PROBLEM TO WORK ON: Scan the lines below for the string "name" and report how many lines contain it, giving only the number.

Items listed in a dataset:
## start
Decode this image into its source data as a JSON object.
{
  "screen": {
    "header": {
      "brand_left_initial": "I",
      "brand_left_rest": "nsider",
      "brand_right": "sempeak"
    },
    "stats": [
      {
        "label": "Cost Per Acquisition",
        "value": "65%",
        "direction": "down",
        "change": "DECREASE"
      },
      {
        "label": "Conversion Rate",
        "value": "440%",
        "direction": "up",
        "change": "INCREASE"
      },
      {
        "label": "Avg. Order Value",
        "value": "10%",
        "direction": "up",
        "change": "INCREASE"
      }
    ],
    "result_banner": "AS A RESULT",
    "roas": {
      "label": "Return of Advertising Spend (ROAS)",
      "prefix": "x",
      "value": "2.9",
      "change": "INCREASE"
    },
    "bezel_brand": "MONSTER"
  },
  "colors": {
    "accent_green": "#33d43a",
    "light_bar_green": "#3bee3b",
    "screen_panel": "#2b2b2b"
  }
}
## end
## start
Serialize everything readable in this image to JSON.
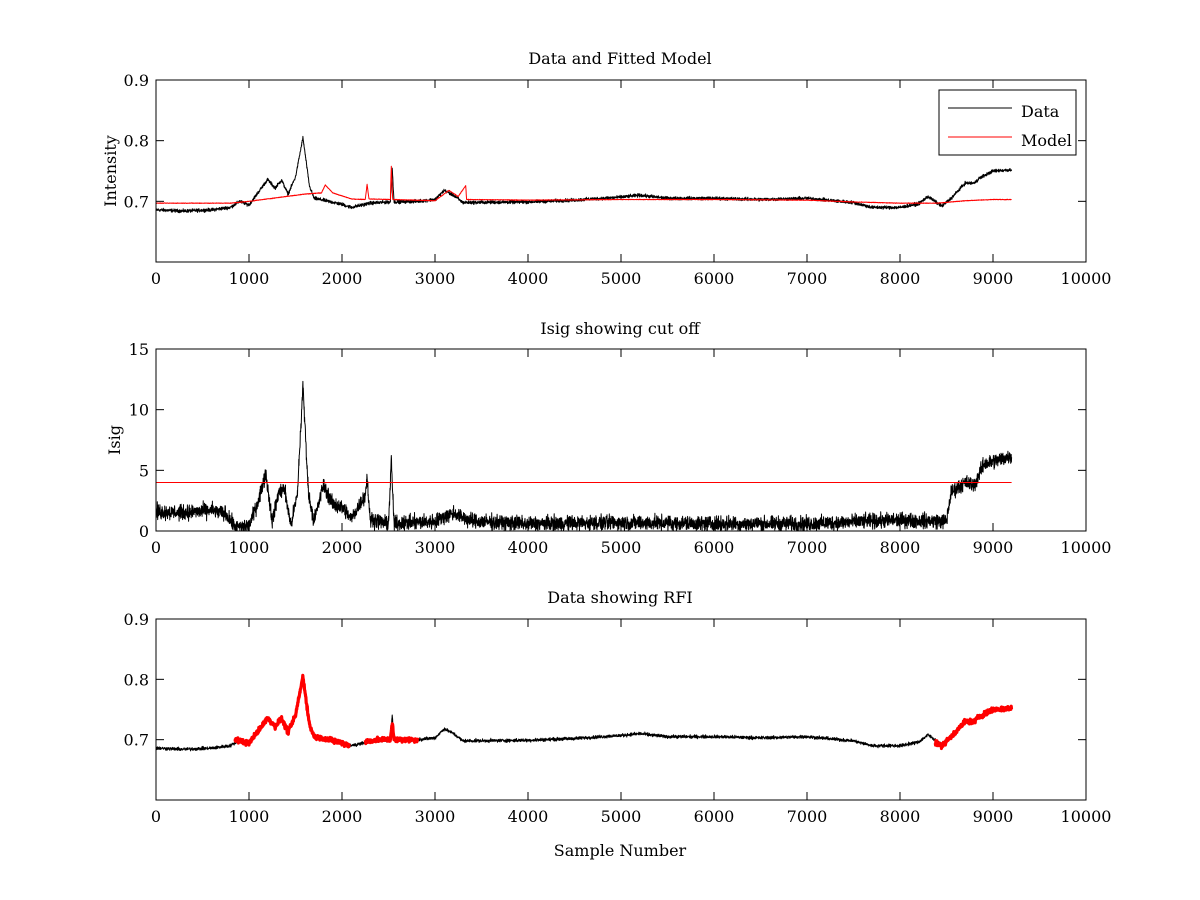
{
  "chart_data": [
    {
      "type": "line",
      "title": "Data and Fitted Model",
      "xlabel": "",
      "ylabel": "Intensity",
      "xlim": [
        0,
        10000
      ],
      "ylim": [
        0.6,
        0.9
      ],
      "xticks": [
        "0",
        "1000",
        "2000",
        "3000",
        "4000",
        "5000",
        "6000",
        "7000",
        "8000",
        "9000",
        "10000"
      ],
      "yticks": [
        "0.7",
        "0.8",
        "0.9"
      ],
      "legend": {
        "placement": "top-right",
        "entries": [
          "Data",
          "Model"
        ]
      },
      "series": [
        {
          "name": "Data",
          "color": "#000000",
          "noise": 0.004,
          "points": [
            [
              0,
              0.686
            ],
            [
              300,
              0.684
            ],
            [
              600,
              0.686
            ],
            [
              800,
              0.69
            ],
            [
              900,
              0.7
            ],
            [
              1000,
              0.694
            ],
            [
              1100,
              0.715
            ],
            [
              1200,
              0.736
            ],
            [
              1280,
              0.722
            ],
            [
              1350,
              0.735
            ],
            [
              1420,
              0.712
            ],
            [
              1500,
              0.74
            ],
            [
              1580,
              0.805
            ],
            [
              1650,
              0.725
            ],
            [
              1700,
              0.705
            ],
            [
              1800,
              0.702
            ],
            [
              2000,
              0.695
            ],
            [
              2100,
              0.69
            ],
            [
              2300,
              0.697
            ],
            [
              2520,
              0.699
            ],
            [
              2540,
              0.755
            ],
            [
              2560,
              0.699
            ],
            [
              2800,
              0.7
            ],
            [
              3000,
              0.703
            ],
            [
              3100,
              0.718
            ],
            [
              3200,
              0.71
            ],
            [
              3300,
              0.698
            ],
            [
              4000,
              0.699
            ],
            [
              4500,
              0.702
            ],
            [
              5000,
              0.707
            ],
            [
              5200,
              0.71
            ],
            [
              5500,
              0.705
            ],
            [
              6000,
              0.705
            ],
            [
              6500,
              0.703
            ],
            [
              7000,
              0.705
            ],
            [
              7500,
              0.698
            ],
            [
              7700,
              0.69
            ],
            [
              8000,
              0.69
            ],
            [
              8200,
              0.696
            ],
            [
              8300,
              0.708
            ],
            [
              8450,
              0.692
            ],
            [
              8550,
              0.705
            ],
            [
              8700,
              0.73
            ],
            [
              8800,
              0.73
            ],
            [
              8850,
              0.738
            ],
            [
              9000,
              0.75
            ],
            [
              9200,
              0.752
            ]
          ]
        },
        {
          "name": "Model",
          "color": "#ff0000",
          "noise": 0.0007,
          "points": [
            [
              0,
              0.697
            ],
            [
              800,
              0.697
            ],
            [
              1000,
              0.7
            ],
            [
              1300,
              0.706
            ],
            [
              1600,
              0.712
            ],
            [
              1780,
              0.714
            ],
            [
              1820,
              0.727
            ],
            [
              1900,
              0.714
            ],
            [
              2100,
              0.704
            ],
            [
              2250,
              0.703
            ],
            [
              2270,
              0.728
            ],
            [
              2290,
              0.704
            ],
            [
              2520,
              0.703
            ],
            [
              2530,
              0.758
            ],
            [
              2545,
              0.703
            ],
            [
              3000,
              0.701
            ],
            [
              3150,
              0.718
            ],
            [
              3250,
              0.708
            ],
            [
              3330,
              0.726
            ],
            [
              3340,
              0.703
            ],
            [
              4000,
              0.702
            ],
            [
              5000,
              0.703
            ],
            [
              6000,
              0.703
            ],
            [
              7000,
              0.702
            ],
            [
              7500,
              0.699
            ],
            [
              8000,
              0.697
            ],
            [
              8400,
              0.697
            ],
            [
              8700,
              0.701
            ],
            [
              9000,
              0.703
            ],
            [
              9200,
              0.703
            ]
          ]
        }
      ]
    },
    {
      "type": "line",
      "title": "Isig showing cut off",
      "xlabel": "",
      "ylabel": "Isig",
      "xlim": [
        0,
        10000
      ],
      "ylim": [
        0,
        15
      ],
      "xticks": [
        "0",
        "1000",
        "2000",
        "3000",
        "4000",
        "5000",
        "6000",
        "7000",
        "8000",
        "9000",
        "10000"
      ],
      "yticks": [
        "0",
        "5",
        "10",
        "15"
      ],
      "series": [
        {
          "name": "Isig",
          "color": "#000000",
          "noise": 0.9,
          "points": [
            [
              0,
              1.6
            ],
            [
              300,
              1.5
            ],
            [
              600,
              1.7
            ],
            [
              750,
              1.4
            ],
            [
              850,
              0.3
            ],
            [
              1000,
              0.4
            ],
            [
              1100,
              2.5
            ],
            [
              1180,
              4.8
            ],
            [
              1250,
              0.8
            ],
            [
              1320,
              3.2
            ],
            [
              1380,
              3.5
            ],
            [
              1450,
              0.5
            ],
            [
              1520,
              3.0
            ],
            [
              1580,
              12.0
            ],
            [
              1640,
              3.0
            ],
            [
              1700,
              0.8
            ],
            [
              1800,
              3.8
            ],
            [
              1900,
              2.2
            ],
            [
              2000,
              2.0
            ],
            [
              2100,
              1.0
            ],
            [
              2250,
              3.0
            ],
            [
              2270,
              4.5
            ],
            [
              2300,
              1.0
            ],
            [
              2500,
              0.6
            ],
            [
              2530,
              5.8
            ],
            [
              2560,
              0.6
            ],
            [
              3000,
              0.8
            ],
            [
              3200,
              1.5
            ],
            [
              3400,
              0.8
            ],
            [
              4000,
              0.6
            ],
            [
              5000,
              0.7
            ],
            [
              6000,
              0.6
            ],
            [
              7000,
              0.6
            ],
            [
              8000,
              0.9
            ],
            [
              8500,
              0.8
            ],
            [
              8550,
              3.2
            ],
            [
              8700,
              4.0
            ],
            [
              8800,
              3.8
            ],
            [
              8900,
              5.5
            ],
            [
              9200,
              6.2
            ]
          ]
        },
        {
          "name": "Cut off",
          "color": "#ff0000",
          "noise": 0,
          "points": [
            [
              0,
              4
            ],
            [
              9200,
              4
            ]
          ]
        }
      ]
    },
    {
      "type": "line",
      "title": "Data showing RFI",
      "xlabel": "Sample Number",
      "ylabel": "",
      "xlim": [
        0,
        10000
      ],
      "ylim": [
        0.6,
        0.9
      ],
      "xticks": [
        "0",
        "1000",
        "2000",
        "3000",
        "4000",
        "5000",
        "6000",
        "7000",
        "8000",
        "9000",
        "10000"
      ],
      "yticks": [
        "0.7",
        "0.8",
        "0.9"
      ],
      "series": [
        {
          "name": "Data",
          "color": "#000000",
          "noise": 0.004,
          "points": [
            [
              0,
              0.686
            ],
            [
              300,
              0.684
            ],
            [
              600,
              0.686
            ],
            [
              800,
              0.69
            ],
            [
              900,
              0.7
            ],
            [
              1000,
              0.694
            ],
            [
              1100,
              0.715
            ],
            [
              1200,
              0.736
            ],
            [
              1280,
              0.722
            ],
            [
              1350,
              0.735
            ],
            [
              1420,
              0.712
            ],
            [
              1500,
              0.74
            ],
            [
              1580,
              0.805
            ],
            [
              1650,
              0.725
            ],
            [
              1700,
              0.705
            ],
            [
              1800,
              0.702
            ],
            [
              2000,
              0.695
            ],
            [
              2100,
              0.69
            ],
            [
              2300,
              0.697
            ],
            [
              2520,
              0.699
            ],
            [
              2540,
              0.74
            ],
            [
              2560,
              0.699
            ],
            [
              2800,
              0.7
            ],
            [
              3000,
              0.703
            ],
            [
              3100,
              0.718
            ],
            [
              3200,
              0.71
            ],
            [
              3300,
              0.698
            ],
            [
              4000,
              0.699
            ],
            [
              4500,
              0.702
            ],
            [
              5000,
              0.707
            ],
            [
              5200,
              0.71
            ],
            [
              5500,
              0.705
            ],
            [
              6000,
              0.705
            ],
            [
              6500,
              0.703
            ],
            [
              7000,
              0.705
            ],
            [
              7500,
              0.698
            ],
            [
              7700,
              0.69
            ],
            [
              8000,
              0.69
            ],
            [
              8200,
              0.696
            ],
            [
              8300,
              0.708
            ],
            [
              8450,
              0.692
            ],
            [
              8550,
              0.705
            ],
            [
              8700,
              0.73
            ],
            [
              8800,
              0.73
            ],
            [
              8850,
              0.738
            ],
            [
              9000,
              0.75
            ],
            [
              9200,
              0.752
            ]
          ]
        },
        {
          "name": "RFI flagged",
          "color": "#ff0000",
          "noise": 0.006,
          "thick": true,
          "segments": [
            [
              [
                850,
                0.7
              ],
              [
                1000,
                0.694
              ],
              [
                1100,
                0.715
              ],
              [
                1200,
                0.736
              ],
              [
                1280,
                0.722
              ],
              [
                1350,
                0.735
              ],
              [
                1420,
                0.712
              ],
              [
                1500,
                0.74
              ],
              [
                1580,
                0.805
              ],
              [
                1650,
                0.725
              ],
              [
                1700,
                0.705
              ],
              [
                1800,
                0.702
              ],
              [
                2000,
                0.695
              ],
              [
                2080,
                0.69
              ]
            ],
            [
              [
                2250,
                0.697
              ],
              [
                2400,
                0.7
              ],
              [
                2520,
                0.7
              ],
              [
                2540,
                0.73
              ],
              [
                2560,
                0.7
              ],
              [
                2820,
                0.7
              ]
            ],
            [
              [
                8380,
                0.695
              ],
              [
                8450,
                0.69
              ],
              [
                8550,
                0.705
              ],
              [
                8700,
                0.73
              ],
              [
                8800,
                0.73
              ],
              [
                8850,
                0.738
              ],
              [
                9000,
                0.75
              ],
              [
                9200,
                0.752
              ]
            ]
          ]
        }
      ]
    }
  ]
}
## end
FINISHED EXERCISE: 6